EXERCISE AIM :: Switch every "Trimestre" in the records below to "Quarter" and reproduce all the lines with nothing else changed.

PROVIDED DATA ::
◇ ◇ ◇ ◇ ◇ ◇ ◇

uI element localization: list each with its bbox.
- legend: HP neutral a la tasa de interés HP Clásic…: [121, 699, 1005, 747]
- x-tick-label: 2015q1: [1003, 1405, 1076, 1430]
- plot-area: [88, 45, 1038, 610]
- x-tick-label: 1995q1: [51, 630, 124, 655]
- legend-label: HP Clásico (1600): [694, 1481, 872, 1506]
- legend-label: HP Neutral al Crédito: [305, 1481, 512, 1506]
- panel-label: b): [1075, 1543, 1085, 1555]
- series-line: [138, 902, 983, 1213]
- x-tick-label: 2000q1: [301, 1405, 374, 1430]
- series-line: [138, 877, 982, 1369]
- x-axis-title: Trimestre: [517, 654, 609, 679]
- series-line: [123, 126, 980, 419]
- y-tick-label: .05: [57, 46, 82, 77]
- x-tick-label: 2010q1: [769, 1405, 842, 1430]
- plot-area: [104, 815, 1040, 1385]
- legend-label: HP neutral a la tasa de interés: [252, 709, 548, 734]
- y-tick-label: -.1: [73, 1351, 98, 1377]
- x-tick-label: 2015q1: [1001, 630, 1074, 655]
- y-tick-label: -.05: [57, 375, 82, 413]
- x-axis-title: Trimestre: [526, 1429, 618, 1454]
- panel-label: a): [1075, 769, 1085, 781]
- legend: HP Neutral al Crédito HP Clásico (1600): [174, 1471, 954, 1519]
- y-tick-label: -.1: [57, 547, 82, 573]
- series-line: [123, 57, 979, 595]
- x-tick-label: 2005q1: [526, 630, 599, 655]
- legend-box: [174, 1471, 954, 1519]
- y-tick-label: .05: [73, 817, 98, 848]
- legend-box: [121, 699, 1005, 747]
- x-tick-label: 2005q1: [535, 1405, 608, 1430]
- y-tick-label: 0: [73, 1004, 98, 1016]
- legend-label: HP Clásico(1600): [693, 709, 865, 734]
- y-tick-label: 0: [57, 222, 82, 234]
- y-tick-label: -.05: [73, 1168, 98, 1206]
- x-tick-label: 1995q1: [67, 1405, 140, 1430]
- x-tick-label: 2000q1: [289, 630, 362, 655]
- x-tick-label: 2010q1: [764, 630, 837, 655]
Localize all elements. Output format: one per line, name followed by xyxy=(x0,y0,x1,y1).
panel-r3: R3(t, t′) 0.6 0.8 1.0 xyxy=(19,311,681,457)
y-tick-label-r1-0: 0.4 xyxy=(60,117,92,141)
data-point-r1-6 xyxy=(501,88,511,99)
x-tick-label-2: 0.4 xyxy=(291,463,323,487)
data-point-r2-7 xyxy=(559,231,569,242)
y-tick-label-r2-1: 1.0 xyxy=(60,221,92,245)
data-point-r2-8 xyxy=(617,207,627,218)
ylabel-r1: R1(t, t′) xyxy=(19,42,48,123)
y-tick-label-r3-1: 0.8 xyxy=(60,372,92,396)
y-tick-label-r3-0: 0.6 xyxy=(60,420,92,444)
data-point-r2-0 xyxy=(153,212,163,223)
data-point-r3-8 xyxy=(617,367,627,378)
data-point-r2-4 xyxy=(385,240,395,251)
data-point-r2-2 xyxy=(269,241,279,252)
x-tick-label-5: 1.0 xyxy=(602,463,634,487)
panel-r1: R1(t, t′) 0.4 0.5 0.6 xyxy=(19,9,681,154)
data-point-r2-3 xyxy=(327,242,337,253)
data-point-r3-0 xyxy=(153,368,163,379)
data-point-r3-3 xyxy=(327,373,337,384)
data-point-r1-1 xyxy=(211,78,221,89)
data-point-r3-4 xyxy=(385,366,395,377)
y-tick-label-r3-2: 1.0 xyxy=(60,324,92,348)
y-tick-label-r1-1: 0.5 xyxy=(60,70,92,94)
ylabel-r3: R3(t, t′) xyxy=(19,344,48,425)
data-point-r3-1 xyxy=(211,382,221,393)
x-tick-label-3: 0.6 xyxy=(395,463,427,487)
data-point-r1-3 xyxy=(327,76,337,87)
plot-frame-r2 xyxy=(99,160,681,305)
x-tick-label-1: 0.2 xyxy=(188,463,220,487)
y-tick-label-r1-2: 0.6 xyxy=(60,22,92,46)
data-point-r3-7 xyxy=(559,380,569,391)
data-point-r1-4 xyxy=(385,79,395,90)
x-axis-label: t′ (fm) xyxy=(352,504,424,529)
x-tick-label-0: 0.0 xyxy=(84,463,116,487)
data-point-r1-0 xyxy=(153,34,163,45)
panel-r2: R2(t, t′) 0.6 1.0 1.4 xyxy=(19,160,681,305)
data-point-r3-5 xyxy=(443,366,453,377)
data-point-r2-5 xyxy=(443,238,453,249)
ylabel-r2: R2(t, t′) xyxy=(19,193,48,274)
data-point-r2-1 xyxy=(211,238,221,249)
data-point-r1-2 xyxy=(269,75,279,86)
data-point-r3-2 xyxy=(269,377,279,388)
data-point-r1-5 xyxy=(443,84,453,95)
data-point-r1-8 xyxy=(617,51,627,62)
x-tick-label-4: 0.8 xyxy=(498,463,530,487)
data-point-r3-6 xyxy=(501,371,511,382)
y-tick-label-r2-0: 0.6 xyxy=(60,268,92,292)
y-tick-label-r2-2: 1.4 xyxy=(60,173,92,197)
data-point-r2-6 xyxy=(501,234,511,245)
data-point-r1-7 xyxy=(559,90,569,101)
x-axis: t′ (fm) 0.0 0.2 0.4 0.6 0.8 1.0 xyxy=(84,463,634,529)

◇ ◇ ◇ ◇ ◇ ◇ ◇

EXERCISE RESULT ::
uI element localization: list each with its bbox.
- legend: HP neutral a la tasa de interés HP Clásic…: [121, 699, 1005, 747]
- x-tick-label: 2015q1: [1003, 1405, 1076, 1430]
- plot-area: [88, 45, 1038, 610]
- x-tick-label: 1995q1: [51, 630, 124, 655]
- legend-label: HP Clásico (1600): [694, 1481, 872, 1506]
- legend-label: HP Neutral al Crédito: [305, 1481, 512, 1506]
- panel-label: b): [1075, 1543, 1085, 1555]
- series-line: [138, 902, 983, 1213]
- x-tick-label: 2000q1: [301, 1405, 374, 1430]
- series-line: [138, 877, 982, 1369]
- x-axis-title: Quarter: [517, 654, 609, 679]
- series-line: [123, 126, 980, 419]
- y-tick-label: .05: [57, 46, 82, 77]
- x-tick-label: 2010q1: [769, 1405, 842, 1430]
- plot-area: [104, 815, 1040, 1385]
- legend-label: HP neutral a la tasa de interés: [252, 709, 548, 734]
- y-tick-label: -.1: [73, 1351, 98, 1377]
- x-tick-label: 2015q1: [1001, 630, 1074, 655]
- y-tick-label: -.05: [57, 375, 82, 413]
- x-axis-title: Quarter: [526, 1429, 618, 1454]
- panel-label: a): [1075, 769, 1085, 781]
- legend: HP Neutral al Crédito HP Clásico (1600): [174, 1471, 954, 1519]
- y-tick-label: -.1: [57, 547, 82, 573]
- series-line: [123, 57, 979, 595]
- x-tick-label: 2005q1: [526, 630, 599, 655]
- legend-box: [174, 1471, 954, 1519]
- y-tick-label: .05: [73, 817, 98, 848]
- legend-box: [121, 699, 1005, 747]
- x-tick-label: 2005q1: [535, 1405, 608, 1430]
- y-tick-label: 0: [73, 1004, 98, 1016]
- legend-label: HP Clásico(1600): [693, 709, 865, 734]
- y-tick-label: 0: [57, 222, 82, 234]
- y-tick-label: -.05: [73, 1168, 98, 1206]
- x-tick-label: 1995q1: [67, 1405, 140, 1430]
- x-tick-label: 2000q1: [289, 630, 362, 655]
- x-tick-label: 2010q1: [764, 630, 837, 655]
Localize all elements. Output format: one per line, name followed by xyxy=(x0,y0,x1,y1).
panel-r3: R3(t, t′) 0.6 0.8 1.0 xyxy=(19,311,681,457)
y-tick-label-r1-0: 0.4 xyxy=(60,117,92,141)
data-point-r1-6 xyxy=(501,88,511,99)
x-tick-label-2: 0.4 xyxy=(291,463,323,487)
data-point-r2-7 xyxy=(559,231,569,242)
y-tick-label-r2-1: 1.0 xyxy=(60,221,92,245)
data-point-r2-8 xyxy=(617,207,627,218)
ylabel-r1: R1(t, t′) xyxy=(19,42,48,123)
y-tick-label-r3-1: 0.8 xyxy=(60,372,92,396)
y-tick-label-r3-0: 0.6 xyxy=(60,420,92,444)
data-point-r2-0 xyxy=(153,212,163,223)
data-point-r3-8 xyxy=(617,367,627,378)
data-point-r2-4 xyxy=(385,240,395,251)
data-point-r2-2 xyxy=(269,241,279,252)
x-tick-label-5: 1.0 xyxy=(602,463,634,487)
panel-r1: R1(t, t′) 0.4 0.5 0.6 xyxy=(19,9,681,154)
data-point-r2-3 xyxy=(327,242,337,253)
data-point-r3-0 xyxy=(153,368,163,379)
data-point-r3-3 xyxy=(327,373,337,384)
data-point-r1-1 xyxy=(211,78,221,89)
data-point-r3-4 xyxy=(385,366,395,377)
y-tick-label-r3-2: 1.0 xyxy=(60,324,92,348)
y-tick-label-r1-1: 0.5 xyxy=(60,70,92,94)
ylabel-r3: R3(t, t′) xyxy=(19,344,48,425)
data-point-r3-1 xyxy=(211,382,221,393)
x-tick-label-3: 0.6 xyxy=(395,463,427,487)
data-point-r1-3 xyxy=(327,76,337,87)
plot-frame-r2 xyxy=(99,160,681,305)
x-tick-label-1: 0.2 xyxy=(188,463,220,487)
y-tick-label-r1-2: 0.6 xyxy=(60,22,92,46)
data-point-r3-7 xyxy=(559,380,569,391)
data-point-r1-4 xyxy=(385,79,395,90)
x-axis-label: t′ (fm) xyxy=(352,504,424,529)
x-tick-label-0: 0.0 xyxy=(84,463,116,487)
data-point-r1-0 xyxy=(153,34,163,45)
panel-r2: R2(t, t′) 0.6 1.0 1.4 xyxy=(19,160,681,305)
data-point-r3-5 xyxy=(443,366,453,377)
data-point-r2-5 xyxy=(443,238,453,249)
ylabel-r2: R2(t, t′) xyxy=(19,193,48,274)
data-point-r2-1 xyxy=(211,238,221,249)
data-point-r1-2 xyxy=(269,75,279,86)
data-point-r3-2 xyxy=(269,377,279,388)
data-point-r1-5 xyxy=(443,84,453,95)
data-point-r1-8 xyxy=(617,51,627,62)
x-tick-label-4: 0.8 xyxy=(498,463,530,487)
data-point-r3-6 xyxy=(501,371,511,382)
y-tick-label-r2-0: 0.6 xyxy=(60,268,92,292)
y-tick-label-r2-2: 1.4 xyxy=(60,173,92,197)
data-point-r2-6 xyxy=(501,234,511,245)
data-point-r1-7 xyxy=(559,90,569,101)
x-axis: t′ (fm) 0.0 0.2 0.4 0.6 0.8 1.0 xyxy=(84,463,634,529)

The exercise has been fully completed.